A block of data
========================================

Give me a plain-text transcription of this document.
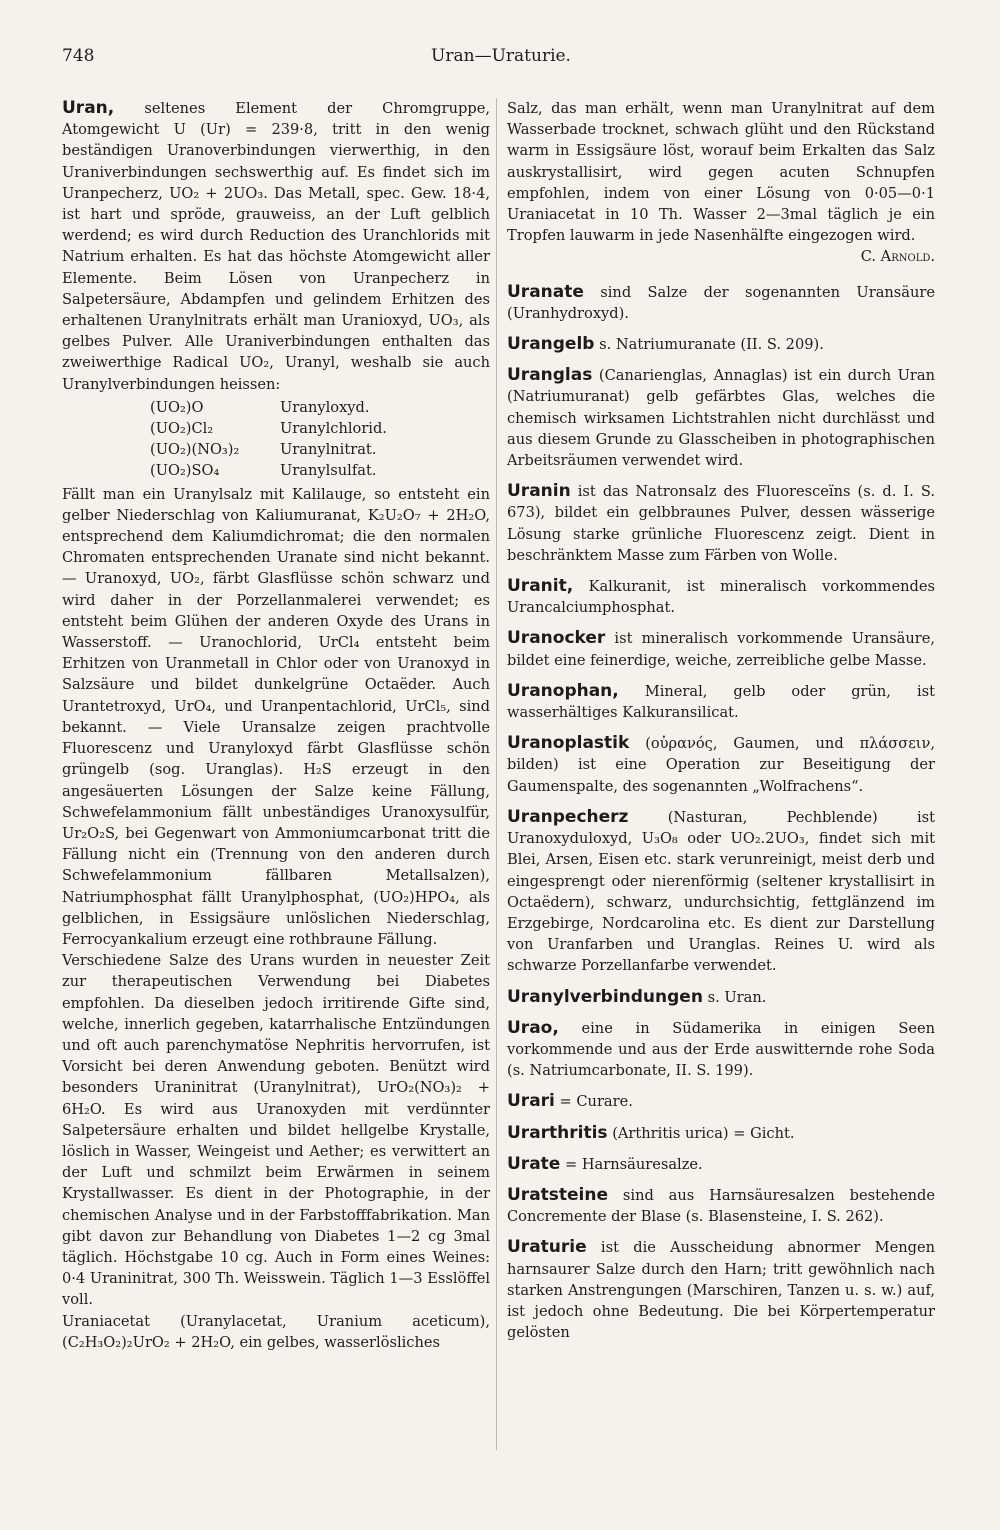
748	Uran—Uraturie.

Uran, seltenes Element der Chromgruppe, Atomgewicht U (Ur) = 239·8, tritt in den wenig beständigen Uranoverbindungen vierwerthig, in den Uraniverbindungen sechswerthig auf. Es findet sich im Uranpecherz, UO₂ + 2UO₃. Das Metall, spec. Gew. 18·4, ist hart und spröde, grauweiss, an der Luft gelblich werdend; es wird durch Reduction des Uranchlorids mit Natrium erhalten. Es hat das höchste Atomgewicht aller Elemente. Beim Lösen von Uranpecherz in Salpetersäure, Abdampfen und gelindem Erhitzen des erhaltenen Uranylnitrats erhält man Uranioxyd, UO₃, als gelbes Pulver. Alle Uraniverbindungen enthalten das zweiwerthige Radical UO₂, Uranyl, weshalb sie auch Uranylverbindungen heissen:

(UO₂)O	Uranyloxyd.
(UO₂)Cl₂	Uranylchlorid.
(UO₂)(NO₃)₂	Uranylnitrat.
(UO₂)SO₄	Uranylsulfat.

Fällt man ein Uranylsalz mit Kalilauge, so entsteht ein gelber Niederschlag von Kaliumuranat, K₂U₂O₇ + 2H₂O, entsprechend dem Kaliumdichromat; die den normalen Chromaten entsprechenden Uranate sind nicht bekannt. — Uranoxyd, UO₂, färbt Glasflüsse schön schwarz und wird daher in der Porzellanmalerei verwendet; es entsteht beim Glühen der anderen Oxyde des Urans in Wasserstoff. — Uranochlorid, UrCl₄ entsteht beim Erhitzen von Uranmetall in Chlor oder von Uranoxyd in Salzsäure und bildet dunkelgrüne Octaëder. Auch Urantetroxyd, UrO₄, und Uranpentachlorid, UrCl₅, sind bekannt. — Viele Uransalze zeigen prachtvolle Fluorescenz und Uranyloxyd färbt Glasflüsse schön grüngelb (sog. Uranglas). H₂S erzeugt in den angesäuerten Lösungen der Salze keine Fällung, Schwefelammonium fällt unbeständiges Uranoxysulfür, Ur₂O₂S, bei Gegenwart von Ammoniumcarbonat tritt die Fällung nicht ein (Trennung von den anderen durch Schwefelammonium fällbaren Metallsalzen), Natriumphosphat fällt Uranylphosphat, (UO₂)HPO₄, als gelblichen, in Essigsäure unlöslichen Niederschlag, Ferrocyankalium erzeugt eine rothbraune Fällung.

Verschiedene Salze des Urans wurden in neuester Zeit zur therapeutischen Verwendung bei Diabetes empfohlen. Da dieselben jedoch irritirende Gifte sind, welche, innerlich gegeben, katarrhalische Entzündungen und oft auch parenchymatöse Nephritis hervorrufen, ist Vorsicht bei deren Anwendung geboten. Benützt wird besonders Uraninitrat (Uranylnitrat), UrO₂(NO₃)₂ + 6H₂O. Es wird aus Uranoxyden mit verdünnter Salpetersäure erhalten und bildet hellgelbe Krystalle, löslich in Wasser, Weingeist und Aether; es verwittert an der Luft und schmilzt beim Erwärmen in seinem Krystallwasser. Es dient in der Photographie, in der chemischen Analyse und in der Farbstofffabrikation. Man gibt davon zur Behandlung von Diabetes 1—2 cg 3mal täglich. Höchstgabe 10 cg. Auch in Form eines Weines: 0·4 Uraninitrat, 300 Th. Weisswein. Täglich 1—3 Esslöffel voll.

Uraniacetat (Uranylacetat, Uranium aceticum), (C₂H₃O₂)₂UrO₂ + 2H₂O, ein gelbes, wasserlösliches

Salz, das man erhält, wenn man Uranylnitrat auf dem Wasserbade trocknet, schwach glüht und den Rückstand warm in Essigsäure löst, worauf beim Erkalten das Salz auskrystallisirt, wird gegen acuten Schnupfen empfohlen, indem von einer Lösung von 0·05—0·1 Uraniacetat in 10 Th. Wasser 2—3mal täglich je ein Tropfen lauwarm in jede Nasenhälfte eingezogen wird.

C. Arnold.

Uranate sind Salze der sogenannten Uransäure (Uranhydroxyd).

Urangelb s. Natriumuranate (II. S. 209).

Uranglas (Canarienglas, Annaglas) ist ein durch Uran (Natriumuranat) gelb gefärbtes Glas, welches die chemisch wirksamen Lichtstrahlen nicht durchlässt und aus diesem Grunde zu Glasscheiben in photographischen Arbeitsräumen verwendet wird.

Uranin ist das Natronsalz des Fluoresceïns (s. d. I. S. 673), bildet ein gelbbraunes Pulver, dessen wässerige Lösung starke grünliche Fluorescenz zeigt. Dient in beschränktem Masse zum Färben von Wolle.

Uranit, Kalkuranit, ist mineralisch vorkommendes Urancalciumphosphat.

Uranocker ist mineralisch vorkommende Uransäure, bildet eine feinerdige, weiche, zerreibliche gelbe Masse.

Uranophan, Mineral, gelb oder grün, ist wasserhältiges Kalkuransilicat.

Uranoplastik (οὐρανός, Gaumen, und πλάσσειν, bilden) ist eine Operation zur Beseitigung der Gaumenspalte, des sogenannten „Wolfrachens“.

Uranpecherz (Nasturan, Pechblende) ist Uranoxyduloxyd, U₃O₈ oder UO₂.2UO₃, findet sich mit Blei, Arsen, Eisen etc. stark verunreinigt, meist derb und eingesprengt oder nierenförmig (seltener krystallisirt in Octaëdern), schwarz, undurchsichtig, fettglänzend im Erzgebirge, Nordcarolina etc. Es dient zur Darstellung von Uranfarben und Uranglas. Reines U. wird als schwarze Porzellanfarbe verwendet.

Uranylverbindungen s. Uran.

Urao, eine in Südamerika in einigen Seen vorkommende und aus der Erde auswitternde rohe Soda (s. Natriumcarbonate, II. S. 199).

Urari = Curare.

Urarthritis (Arthritis urica) = Gicht.

Urate = Harnsäuresalze.

Uratsteine sind aus Harnsäuresalzen bestehende Concremente der Blase (s. Blasensteine, I. S. 262).

Uraturie ist die Ausscheidung abnormer Mengen harnsaurer Salze durch den Harn; tritt gewöhnlich nach starken Anstrengungen (Marschiren, Tanzen u. s. w.) auf, ist jedoch ohne Bedeutung. Die bei Körpertemperatur gelösten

========================================

WRITTEN INSTRUCTION: Examine the records and pull out every line where the string "Essigsäure" occurs.

SOLUTION FOR THIS EXERCISE:
Fällt man ein Uranylsalz mit Kalilauge, so entsteht ein gelber Niederschlag von Kaliumuranat, K₂U₂O₇ + 2H₂O, entsprechend dem Kaliumdichromat; die den normalen Chromaten entsprechenden Uranate sind nicht bekannt. — Uranoxyd, UO₂, färbt Glasflüsse schön schwarz und wird daher in der Porzellanmalerei verwendet; es entsteht beim Glühen der anderen Oxyde des Urans in Wasserstoff. — Uranochlorid, UrCl₄ entsteht beim Erhitzen von Uranmetall in Chlor oder von Uranoxyd in Salzsäure und bildet dunkelgrüne Octaëder. Auch Urantetroxyd, UrO₄, und Uranpentachlorid, UrCl₅, sind bekannt. — Viele Uransalze zeigen prachtvolle Fluorescenz und Uranyloxyd färbt Glasflüsse schön grüngelb (sog. Uranglas). H₂S erzeugt in den angesäuerten Lösungen der Salze keine Fällung, Schwefelammonium fällt unbeständiges Uranoxysulfür, Ur₂O₂S, bei Gegenwart von Ammoniumcarbonat tritt die Fällung nicht ein (Trennung von den anderen durch Schwefelammonium fällbaren Metallsalzen), Natriumphosphat fällt Uranylphosphat, (UO₂)HPO₄, als gelblichen, in Essigsäure unlöslichen Niederschlag, Ferrocyankalium erzeugt eine rothbraune Fällung.
Salz, das man erhält, wenn man Uranylnitrat auf dem Wasserbade trocknet, schwach glüht und den Rückstand warm in Essigsäure löst, worauf beim Erkalten das Salz auskrystallisirt, wird gegen acuten Schnupfen empfohlen, indem von einer Lösung von 0·05—0·1 Uraniacetat in 10 Th. Wasser 2—3mal täglich je ein Tropfen lauwarm in jede Nasenhälfte eingezogen wird.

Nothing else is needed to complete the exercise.